▶ Short exercise
Extract the whole listing as it stands. Do not include the pictures.

(Items listed in a dataset)
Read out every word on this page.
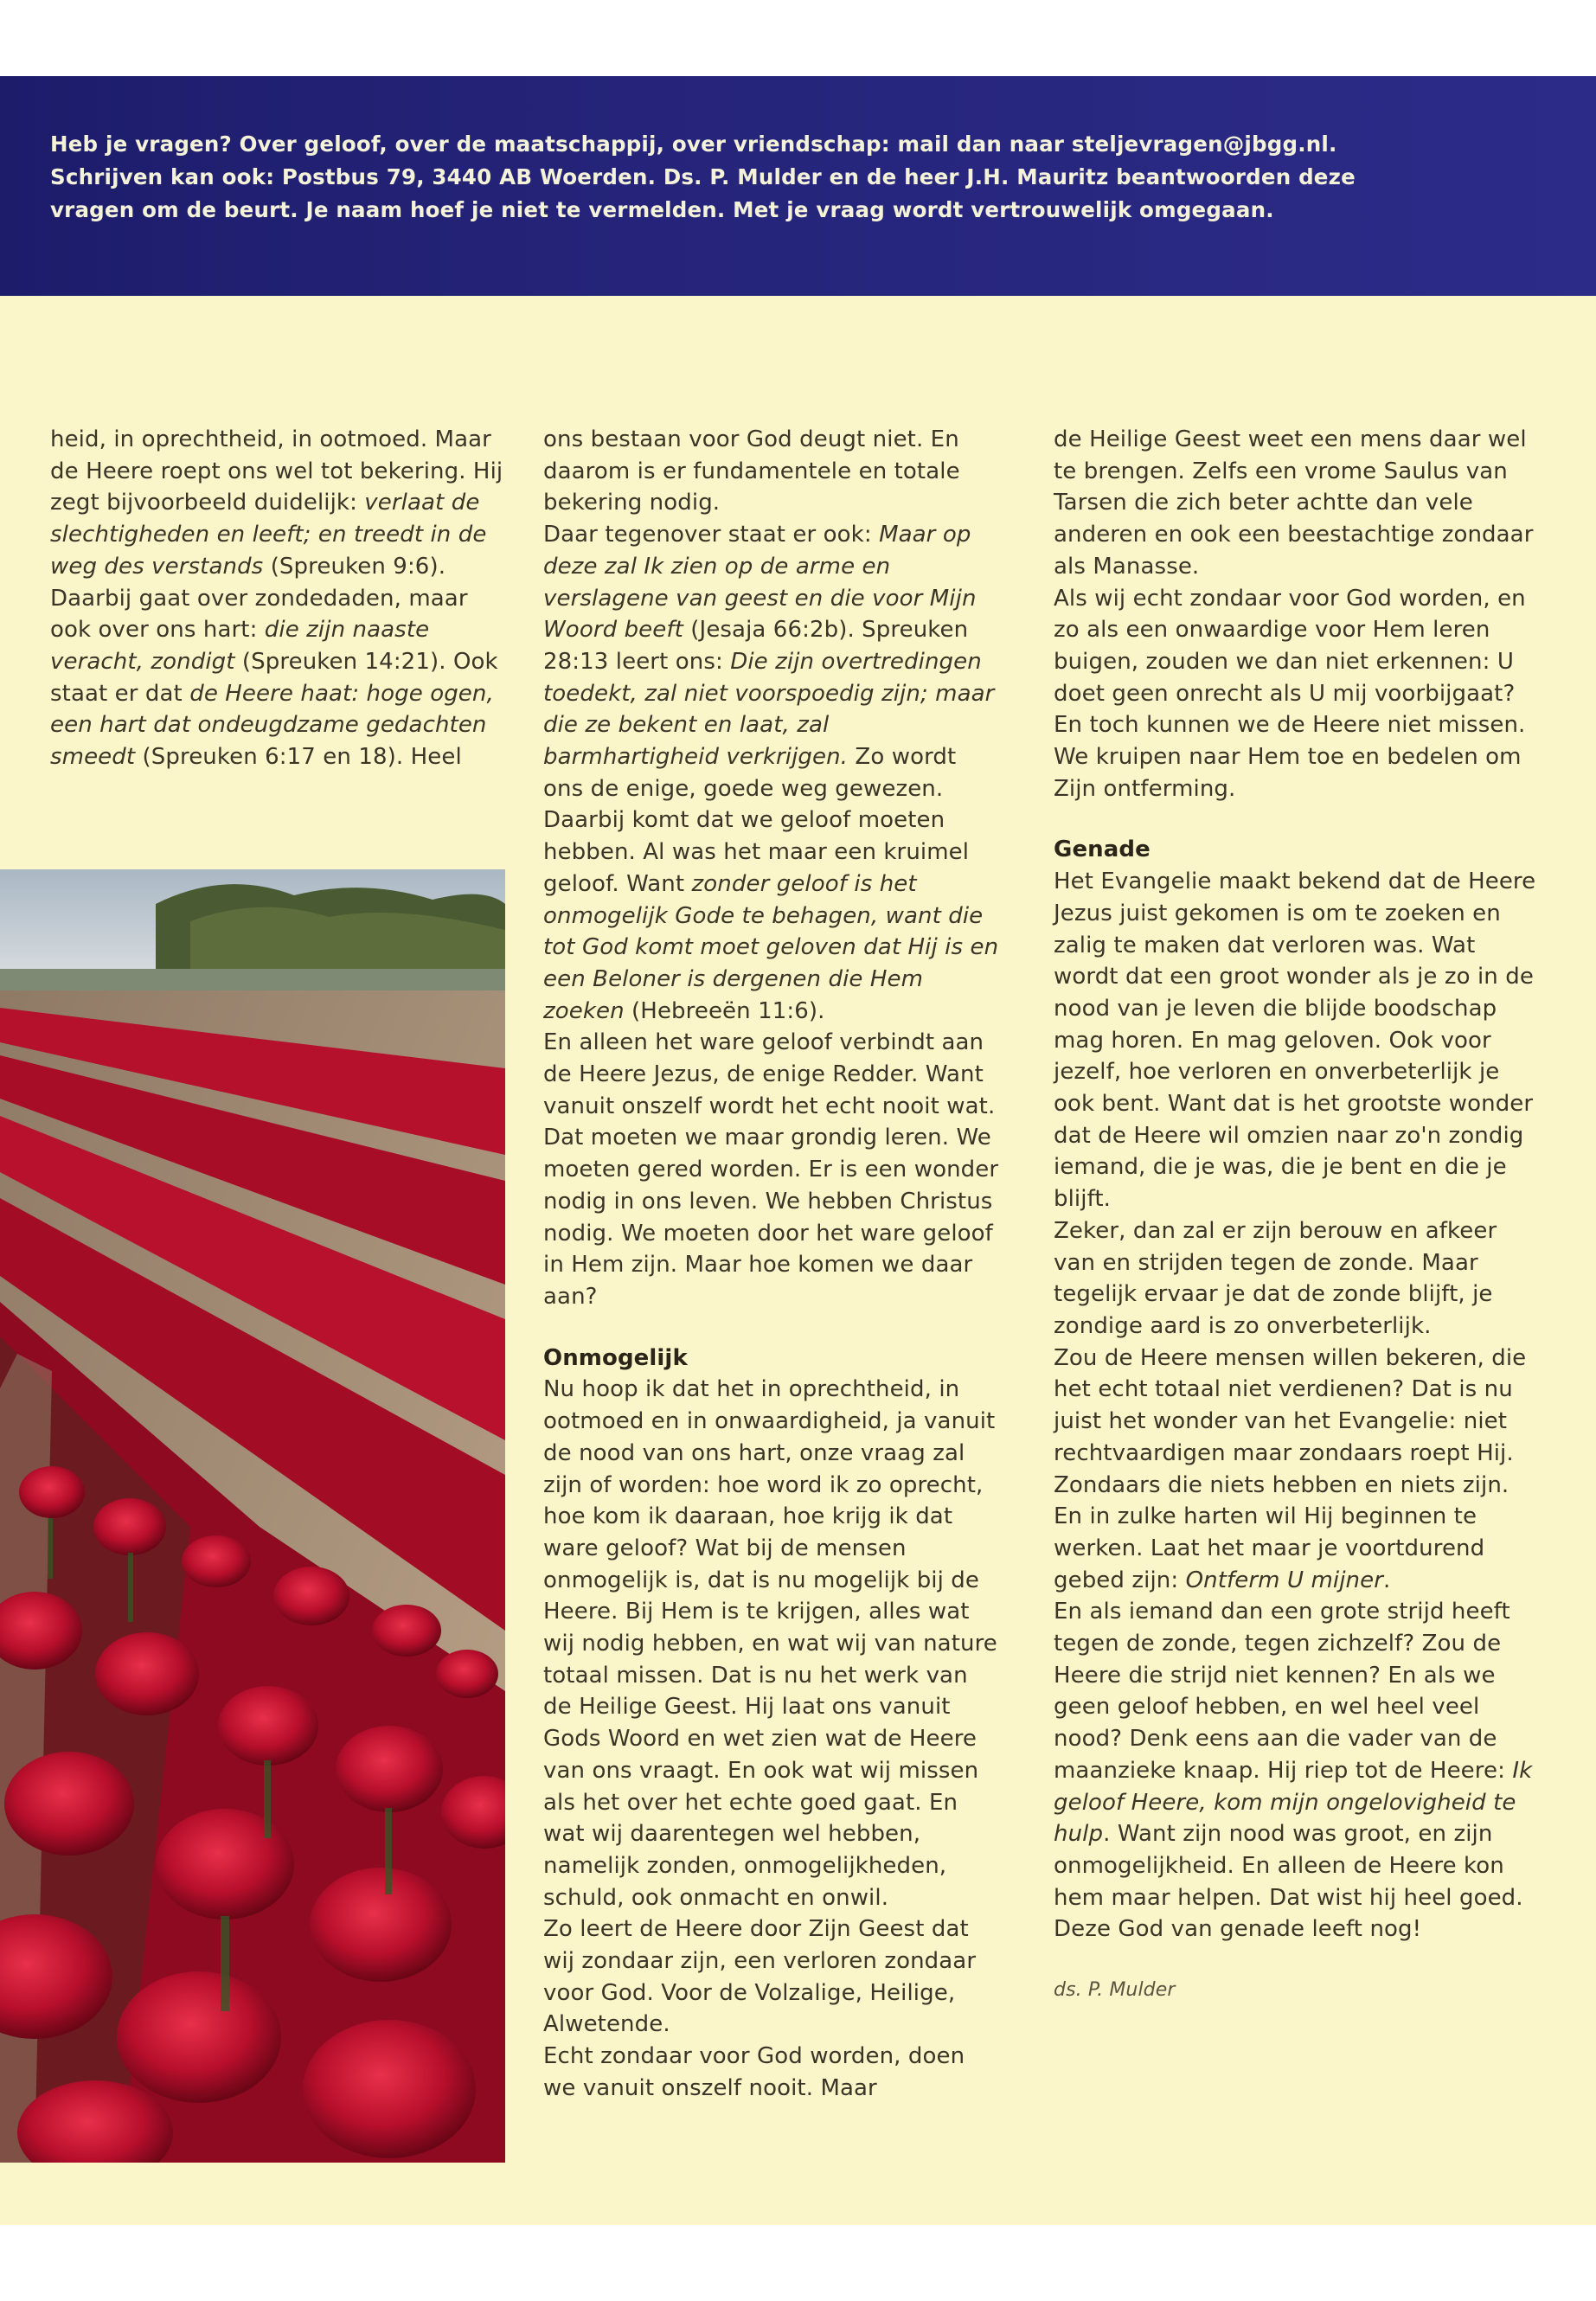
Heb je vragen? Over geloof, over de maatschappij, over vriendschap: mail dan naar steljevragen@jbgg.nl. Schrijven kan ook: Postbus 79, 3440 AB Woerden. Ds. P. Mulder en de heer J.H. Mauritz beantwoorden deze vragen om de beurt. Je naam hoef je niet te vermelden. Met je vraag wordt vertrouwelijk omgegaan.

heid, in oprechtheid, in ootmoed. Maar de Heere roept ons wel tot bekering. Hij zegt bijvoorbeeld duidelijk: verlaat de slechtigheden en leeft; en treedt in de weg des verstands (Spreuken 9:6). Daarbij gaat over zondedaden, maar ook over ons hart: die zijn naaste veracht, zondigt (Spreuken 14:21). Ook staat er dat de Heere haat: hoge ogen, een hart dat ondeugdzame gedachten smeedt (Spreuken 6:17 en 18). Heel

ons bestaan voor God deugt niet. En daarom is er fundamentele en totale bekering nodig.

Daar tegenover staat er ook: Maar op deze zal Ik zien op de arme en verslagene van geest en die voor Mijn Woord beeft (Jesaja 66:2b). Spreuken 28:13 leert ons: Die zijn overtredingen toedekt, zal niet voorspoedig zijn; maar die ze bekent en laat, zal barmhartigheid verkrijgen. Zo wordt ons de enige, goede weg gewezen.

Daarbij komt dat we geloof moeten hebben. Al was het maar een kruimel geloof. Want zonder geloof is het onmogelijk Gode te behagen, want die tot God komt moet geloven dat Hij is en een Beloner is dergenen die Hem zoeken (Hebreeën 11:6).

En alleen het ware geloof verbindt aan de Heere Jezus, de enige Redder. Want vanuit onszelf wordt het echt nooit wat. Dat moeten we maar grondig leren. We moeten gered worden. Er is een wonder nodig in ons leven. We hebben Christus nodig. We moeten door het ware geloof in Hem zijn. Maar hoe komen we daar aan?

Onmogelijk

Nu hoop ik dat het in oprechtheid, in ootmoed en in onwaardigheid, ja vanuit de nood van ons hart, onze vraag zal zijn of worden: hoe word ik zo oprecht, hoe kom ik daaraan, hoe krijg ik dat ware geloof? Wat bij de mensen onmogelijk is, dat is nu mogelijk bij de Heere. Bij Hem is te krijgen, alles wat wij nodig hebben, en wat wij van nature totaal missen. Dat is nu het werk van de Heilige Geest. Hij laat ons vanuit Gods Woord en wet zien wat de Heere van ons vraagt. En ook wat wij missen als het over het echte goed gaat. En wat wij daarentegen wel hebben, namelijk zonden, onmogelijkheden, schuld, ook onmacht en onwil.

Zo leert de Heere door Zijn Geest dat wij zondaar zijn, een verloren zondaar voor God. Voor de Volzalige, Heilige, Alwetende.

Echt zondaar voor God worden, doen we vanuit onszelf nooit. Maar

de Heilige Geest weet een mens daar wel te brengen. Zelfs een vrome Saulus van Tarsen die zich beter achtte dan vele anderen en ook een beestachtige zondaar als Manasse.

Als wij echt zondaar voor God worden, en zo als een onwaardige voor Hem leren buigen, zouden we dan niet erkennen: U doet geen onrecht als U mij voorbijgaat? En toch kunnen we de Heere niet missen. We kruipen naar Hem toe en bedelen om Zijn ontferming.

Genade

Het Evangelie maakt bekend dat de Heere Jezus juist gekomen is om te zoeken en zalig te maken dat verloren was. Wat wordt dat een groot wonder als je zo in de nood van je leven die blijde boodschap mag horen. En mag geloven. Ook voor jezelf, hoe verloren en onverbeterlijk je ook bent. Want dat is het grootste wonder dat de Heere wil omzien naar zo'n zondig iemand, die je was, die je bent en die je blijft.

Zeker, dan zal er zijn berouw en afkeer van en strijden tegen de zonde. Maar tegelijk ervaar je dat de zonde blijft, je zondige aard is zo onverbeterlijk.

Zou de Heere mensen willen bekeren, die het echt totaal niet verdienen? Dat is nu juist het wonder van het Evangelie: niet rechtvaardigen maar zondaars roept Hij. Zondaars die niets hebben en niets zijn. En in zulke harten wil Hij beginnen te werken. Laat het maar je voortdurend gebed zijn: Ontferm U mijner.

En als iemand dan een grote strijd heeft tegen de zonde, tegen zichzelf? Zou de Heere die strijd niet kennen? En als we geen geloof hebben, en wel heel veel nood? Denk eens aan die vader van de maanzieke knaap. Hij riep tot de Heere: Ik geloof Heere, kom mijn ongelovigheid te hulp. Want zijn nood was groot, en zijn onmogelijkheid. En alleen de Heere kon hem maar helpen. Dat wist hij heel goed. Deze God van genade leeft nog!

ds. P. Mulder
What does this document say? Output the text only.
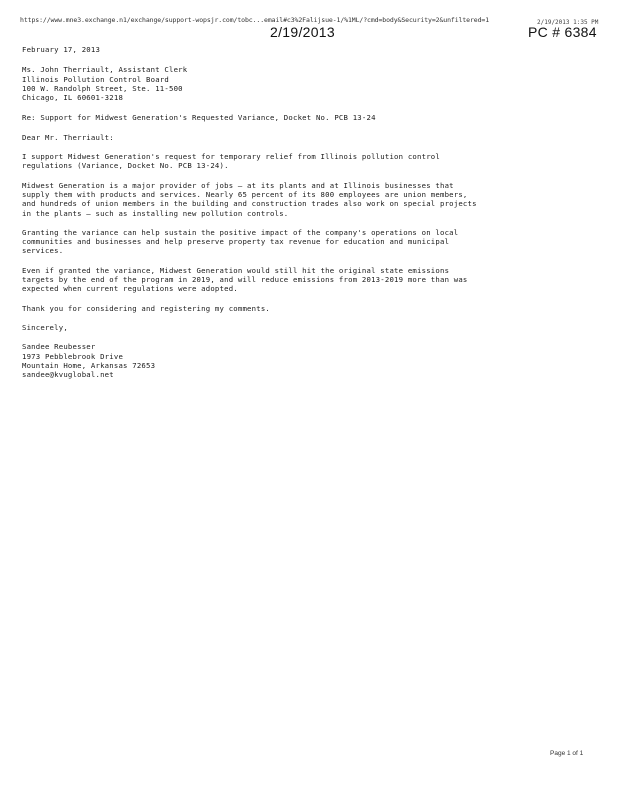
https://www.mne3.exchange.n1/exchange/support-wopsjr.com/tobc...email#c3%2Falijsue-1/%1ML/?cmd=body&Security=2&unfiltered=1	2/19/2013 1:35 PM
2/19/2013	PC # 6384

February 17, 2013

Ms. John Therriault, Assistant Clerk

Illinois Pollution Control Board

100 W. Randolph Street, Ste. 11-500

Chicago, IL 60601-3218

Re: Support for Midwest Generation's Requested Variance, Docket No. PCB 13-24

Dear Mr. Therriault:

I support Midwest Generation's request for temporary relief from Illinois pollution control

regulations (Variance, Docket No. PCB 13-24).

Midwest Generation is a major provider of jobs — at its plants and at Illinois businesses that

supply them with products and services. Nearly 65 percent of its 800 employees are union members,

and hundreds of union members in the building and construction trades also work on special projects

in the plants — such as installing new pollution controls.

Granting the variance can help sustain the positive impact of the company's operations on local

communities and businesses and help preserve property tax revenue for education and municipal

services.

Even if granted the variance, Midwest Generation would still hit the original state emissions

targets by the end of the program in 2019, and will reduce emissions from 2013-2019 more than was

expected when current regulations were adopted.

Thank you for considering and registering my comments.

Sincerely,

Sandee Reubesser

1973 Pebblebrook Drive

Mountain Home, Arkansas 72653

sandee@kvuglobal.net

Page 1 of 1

▶ Full response
Read out every word on this page.
Heb je vragen? Over geloof, over de maatschappij, over vriendschap: mail dan naar steljevragen@jbgg.nl. Schrijven kan ook: Postbus 79, 3440 AB Woerden. Ds. P. Mulder en de heer J.H. Mauritz beantwoorden deze vragen om de beurt. Je naam hoef je niet te vermelden. Met je vraag wordt vertrouwelijk omgegaan.

heid, in oprechtheid, in ootmoed. Maar de Heere roept ons wel tot bekering. Hij zegt bijvoorbeeld duidelijk: verlaat de slechtigheden en leeft; en treedt in de weg des verstands (Spreuken 9:6). Daarbij gaat over zondedaden, maar ook over ons hart: die zijn naaste veracht, zondigt (Spreuken 14:21). Ook staat er dat de Heere haat: hoge ogen, een hart dat ondeugdzame gedachten smeedt (Spreuken 6:17 en 18). Heel

ons bestaan voor God deugt niet. En daarom is er fundamentele en totale bekering nodig.

Daar tegenover staat er ook: Maar op deze zal Ik zien op de arme en verslagene van geest en die voor Mijn Woord beeft (Jesaja 66:2b). Spreuken 28:13 leert ons: Die zijn overtredingen toedekt, zal niet voorspoedig zijn; maar die ze bekent en laat, zal barmhartigheid verkrijgen. Zo wordt ons de enige, goede weg gewezen.

Daarbij komt dat we geloof moeten hebben. Al was het maar een kruimel geloof. Want zonder geloof is het onmogelijk Gode te behagen, want die tot God komt moet geloven dat Hij is en een Beloner is dergenen die Hem zoeken (Hebreeën 11:6).

En alleen het ware geloof verbindt aan de Heere Jezus, de enige Redder. Want vanuit onszelf wordt het echt nooit wat. Dat moeten we maar grondig leren. We moeten gered worden. Er is een wonder nodig in ons leven. We hebben Christus nodig. We moeten door het ware geloof in Hem zijn. Maar hoe komen we daar aan?

Onmogelijk

Nu hoop ik dat het in oprechtheid, in ootmoed en in onwaardigheid, ja vanuit de nood van ons hart, onze vraag zal zijn of worden: hoe word ik zo oprecht, hoe kom ik daaraan, hoe krijg ik dat ware geloof? Wat bij de mensen onmogelijk is, dat is nu mogelijk bij de Heere. Bij Hem is te krijgen, alles wat wij nodig hebben, en wat wij van nature totaal missen. Dat is nu het werk van de Heilige Geest. Hij laat ons vanuit Gods Woord en wet zien wat de Heere van ons vraagt. En ook wat wij missen als het over het echte goed gaat. En wat wij daarentegen wel hebben, namelijk zonden, onmogelijkheden, schuld, ook onmacht en onwil.

Zo leert de Heere door Zijn Geest dat wij zondaar zijn, een verloren zondaar voor God. Voor de Volzalige, Heilige, Alwetende.

Echt zondaar voor God worden, doen we vanuit onszelf nooit. Maar

de Heilige Geest weet een mens daar wel te brengen. Zelfs een vrome Saulus van Tarsen die zich beter achtte dan vele anderen en ook een beestachtige zondaar als Manasse.

Als wij echt zondaar voor God worden, en zo als een onwaardige voor Hem leren buigen, zouden we dan niet erkennen: U doet geen onrecht als U mij voorbijgaat? En toch kunnen we de Heere niet missen. We kruipen naar Hem toe en bedelen om Zijn ontferming.

Genade

Het Evangelie maakt bekend dat de Heere Jezus juist gekomen is om te zoeken en zalig te maken dat verloren was. Wat wordt dat een groot wonder als je zo in de nood van je leven die blijde boodschap mag horen. En mag geloven. Ook voor jezelf, hoe verloren en onverbeterlijk je ook bent. Want dat is het grootste wonder dat de Heere wil omzien naar zo'n zondig iemand, die je was, die je bent en die je blijft.

Zeker, dan zal er zijn berouw en afkeer van en strijden tegen de zonde. Maar tegelijk ervaar je dat de zonde blijft, je zondige aard is zo onverbeterlijk.

Zou de Heere mensen willen bekeren, die het echt totaal niet verdienen? Dat is nu juist het wonder van het Evangelie: niet rechtvaardigen maar zondaars roept Hij. Zondaars die niets hebben en niets zijn. En in zulke harten wil Hij beginnen te werken. Laat het maar je voortdurend gebed zijn: Ontferm U mijner.

En als iemand dan een grote strijd heeft tegen de zonde, tegen zichzelf? Zou de Heere die strijd niet kennen? En als we geen geloof hebben, en wel heel veel nood? Denk eens aan die vader van de maanzieke knaap. Hij riep tot de Heere: Ik geloof Heere, kom mijn ongelovigheid te hulp. Want zijn nood was groot, en zijn onmogelijkheid. En alleen de Heere kon hem maar helpen. Dat wist hij heel goed. Deze God van genade leeft nog!

ds. P. Mulder
What does this document say? Output the text only.
https://www.mne3.exchange.n1/exchange/support-wopsjr.com/tobc...email#c3%2Falijsue-1/%1ML/?cmd=body&Security=2&unfiltered=1	2/19/2013 1:35 PM
2/19/2013	PC # 6384

February 17, 2013

Ms. John Therriault, Assistant Clerk

Illinois Pollution Control Board

100 W. Randolph Street, Ste. 11-500

Chicago, IL 60601-3218

Re: Support for Midwest Generation's Requested Variance, Docket No. PCB 13-24

Dear Mr. Therriault:

I support Midwest Generation's request for temporary relief from Illinois pollution control

regulations (Variance, Docket No. PCB 13-24).

Midwest Generation is a major provider of jobs — at its plants and at Illinois businesses that

supply them with products and services. Nearly 65 percent of its 800 employees are union members,

and hundreds of union members in the building and construction trades also work on special projects

in the plants — such as installing new pollution controls.

Granting the variance can help sustain the positive impact of the company's operations on local

communities and businesses and help preserve property tax revenue for education and municipal

services.

Even if granted the variance, Midwest Generation would still hit the original state emissions

targets by the end of the program in 2019, and will reduce emissions from 2013-2019 more than was

expected when current regulations were adopted.

Thank you for considering and registering my comments.

Sincerely,

Sandee Reubesser

1973 Pebblebrook Drive

Mountain Home, Arkansas 72653

sandee@kvuglobal.net

Page 1 of 1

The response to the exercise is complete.